__Supplied entries__:
[START]

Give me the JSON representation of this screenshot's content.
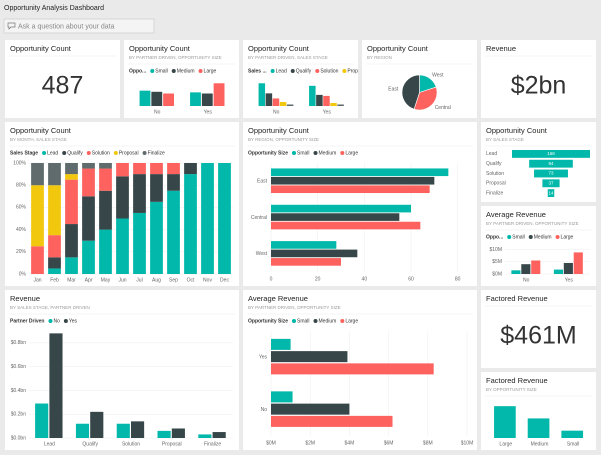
{
  "title": "Opportunity Analysis Dashboard",
  "qa_placeholder": "Ask a question about your data",
  "chart_data": [
    {
      "type": "card",
      "title": "Opportunity Count",
      "value": 487
    },
    {
      "type": "column",
      "title": "Opportunity Count",
      "subtitle": "BY PARTNER DRIVEN, OPPORTUNITY SIZE",
      "legend_title": "Oppo...",
      "categories": [
        "No",
        "Yes"
      ],
      "series": [
        {
          "name": "Small",
          "color": "#01b8aa",
          "values": [
            27,
            24
          ]
        },
        {
          "name": "Medium",
          "color": "#374649",
          "values": [
            25,
            22
          ]
        },
        {
          "name": "Large",
          "color": "#fd625e",
          "values": [
            22,
            40
          ]
        }
      ]
    },
    {
      "type": "column",
      "title": "Opportunity Count",
      "subtitle": "BY PARTNER DRIVEN, SALES STAGE",
      "legend_title": "Sales ...",
      "categories": [
        "No",
        "Yes"
      ],
      "series": [
        {
          "name": "Lead",
          "color": "#01b8aa",
          "values": [
            45,
            40
          ]
        },
        {
          "name": "Qualify",
          "color": "#374649",
          "values": [
            25,
            22
          ]
        },
        {
          "name": "Solution",
          "color": "#fd625e",
          "values": [
            15,
            20
          ]
        },
        {
          "name": "Proposal",
          "color": "#f2c80f",
          "values": [
            8,
            6
          ]
        },
        {
          "name": "Finalize",
          "color": "#5f6b6d",
          "values": [
            3,
            3
          ]
        }
      ]
    },
    {
      "type": "pie",
      "title": "Opportunity Count",
      "subtitle": "BY REGION",
      "categories": [
        "West",
        "Central",
        "East"
      ],
      "values": [
        20,
        35,
        45
      ],
      "colors": [
        "#01b8aa",
        "#fd625e",
        "#374649"
      ]
    },
    {
      "type": "card",
      "title": "Revenue",
      "value": "$2bn"
    },
    {
      "type": "column",
      "title": "Opportunity Count",
      "subtitle": "BY MONTH, SALES STAGE",
      "legend_title": "Sales Stage",
      "stacked": true,
      "grid": true,
      "categories": [
        "Jan",
        "Feb",
        "Mar",
        "Apr",
        "May",
        "Jun",
        "Jul",
        "Aug",
        "Sep",
        "Oct",
        "Nov",
        "Dec"
      ],
      "ylim": [
        0,
        100
      ],
      "yticks": [
        {
          "value": 0,
          "label": "0%"
        },
        {
          "value": 20,
          "label": "20%"
        },
        {
          "value": 40,
          "label": "40%"
        },
        {
          "value": 60,
          "label": "60%"
        },
        {
          "value": 80,
          "label": "80%"
        },
        {
          "value": 100,
          "label": "100%"
        }
      ],
      "series": [
        {
          "name": "Lead",
          "color": "#01b8aa",
          "values": [
            0,
            5,
            15,
            30,
            40,
            50,
            55,
            65,
            75,
            90,
            100,
            100
          ]
        },
        {
          "name": "Qualify",
          "color": "#374649",
          "values": [
            0,
            10,
            30,
            40,
            35,
            38,
            35,
            25,
            15,
            10,
            0,
            0
          ]
        },
        {
          "name": "Solution",
          "color": "#fd625e",
          "values": [
            25,
            20,
            40,
            25,
            20,
            12,
            10,
            10,
            10,
            0,
            0,
            0
          ]
        },
        {
          "name": "Proposal",
          "color": "#f2c80f",
          "values": [
            55,
            45,
            5,
            0,
            0,
            0,
            0,
            0,
            0,
            0,
            0,
            0
          ]
        },
        {
          "name": "Finalize",
          "color": "#5f6b6d",
          "values": [
            20,
            20,
            10,
            5,
            5,
            0,
            0,
            0,
            0,
            0,
            0,
            0
          ]
        }
      ]
    },
    {
      "type": "bar",
      "title": "Opportunity Count",
      "subtitle": "BY REGION, OPPORTUNITY SIZE",
      "legend_title": "Opportunity Size",
      "grid": true,
      "categories": [
        "East",
        "Central",
        "West"
      ],
      "xlim": [
        0,
        84
      ],
      "xticks": [
        0,
        20,
        40,
        60,
        80
      ],
      "series": [
        {
          "name": "Small",
          "color": "#01b8aa",
          "values": [
            76,
            60,
            28
          ]
        },
        {
          "name": "Medium",
          "color": "#374649",
          "values": [
            70,
            55,
            37
          ]
        },
        {
          "name": "Large",
          "color": "#fd625e",
          "values": [
            68,
            64,
            30
          ]
        }
      ]
    },
    {
      "type": "funnel",
      "title": "Opportunity Count",
      "subtitle": "BY SALES STAGE",
      "categories": [
        "Lead",
        "Qualify",
        "Solution",
        "Proposal",
        "Finalize"
      ],
      "values": [
        168,
        94,
        73,
        37,
        14
      ],
      "color": "#01b8aa"
    },
    {
      "type": "column",
      "title": "Average Revenue",
      "subtitle": "BY PARTNER DRIVEN, OPPORTUNITY SIZE",
      "legend_title": "Oppo...",
      "grid": true,
      "categories": [
        "No",
        "Yes"
      ],
      "ylim": [
        0,
        11
      ],
      "yticks": [
        {
          "value": 0,
          "label": "$0M"
        },
        {
          "value": 5,
          "label": "$5M"
        },
        {
          "value": 10,
          "label": "$10M"
        }
      ],
      "series": [
        {
          "name": "Small",
          "color": "#01b8aa",
          "values": [
            1.5,
            1.8
          ]
        },
        {
          "name": "Medium",
          "color": "#374649",
          "values": [
            4.0,
            4.5
          ]
        },
        {
          "name": "Large",
          "color": "#fd625e",
          "values": [
            5.5,
            8.8
          ]
        }
      ]
    },
    {
      "type": "column",
      "title": "Revenue",
      "subtitle": "BY SALES STAGE, PARTNER DRIVEN",
      "legend_title": "Partner Driven",
      "grid": true,
      "categories": [
        "Lead",
        "Qualify",
        "Solution",
        "Proposal",
        "Finalize"
      ],
      "ylim": [
        0,
        0.9
      ],
      "yticks": [
        {
          "value": 0,
          "label": "$0.0bn"
        },
        {
          "value": 0.2,
          "label": "$0.2bn"
        },
        {
          "value": 0.4,
          "label": "$0.4bn"
        },
        {
          "value": 0.6,
          "label": "$0.6bn"
        },
        {
          "value": 0.8,
          "label": "$0.8bn"
        }
      ],
      "series": [
        {
          "name": "No",
          "color": "#01b8aa",
          "values": [
            0.29,
            0.12,
            0.12,
            0.06,
            0.03
          ]
        },
        {
          "name": "Yes",
          "color": "#374649",
          "values": [
            0.88,
            0.22,
            0.14,
            0.08,
            0.05
          ]
        }
      ]
    },
    {
      "type": "bar",
      "title": "Average Revenue",
      "subtitle": "BY PARTNER DRIVEN, OPPORTUNITY SIZE",
      "legend_title": "Opportunity Size",
      "grid": true,
      "categories": [
        "Yes",
        "No"
      ],
      "xlim": [
        0,
        10
      ],
      "xticks": [
        {
          "value": 0,
          "label": "$0M"
        },
        {
          "value": 2,
          "label": "$2M"
        },
        {
          "value": 4,
          "label": "$4M"
        },
        {
          "value": 6,
          "label": "$6M"
        },
        {
          "value": 8,
          "label": "$8M"
        },
        {
          "value": 10,
          "label": "$10M"
        }
      ],
      "series": [
        {
          "name": "Small",
          "color": "#01b8aa",
          "values": [
            1.0,
            1.1
          ]
        },
        {
          "name": "Medium",
          "color": "#374649",
          "values": [
            3.9,
            4.0
          ]
        },
        {
          "name": "Large",
          "color": "#fd625e",
          "values": [
            8.3,
            6.2
          ]
        }
      ]
    },
    {
      "type": "card",
      "title": "Factored Revenue",
      "value": "$461M"
    },
    {
      "type": "column",
      "title": "Factored Revenue",
      "subtitle": "BY OPPORTUNITY SIZE",
      "categories": [
        "Large",
        "Medium",
        "Small"
      ],
      "values": [
        260,
        160,
        60
      ],
      "color": "#01b8aa"
    }
  ]
}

[END]

__Task objective__:
The string "subtitle" may appear in lines of the listing above; tally those lines and give the number only.

__Problem solution__:
10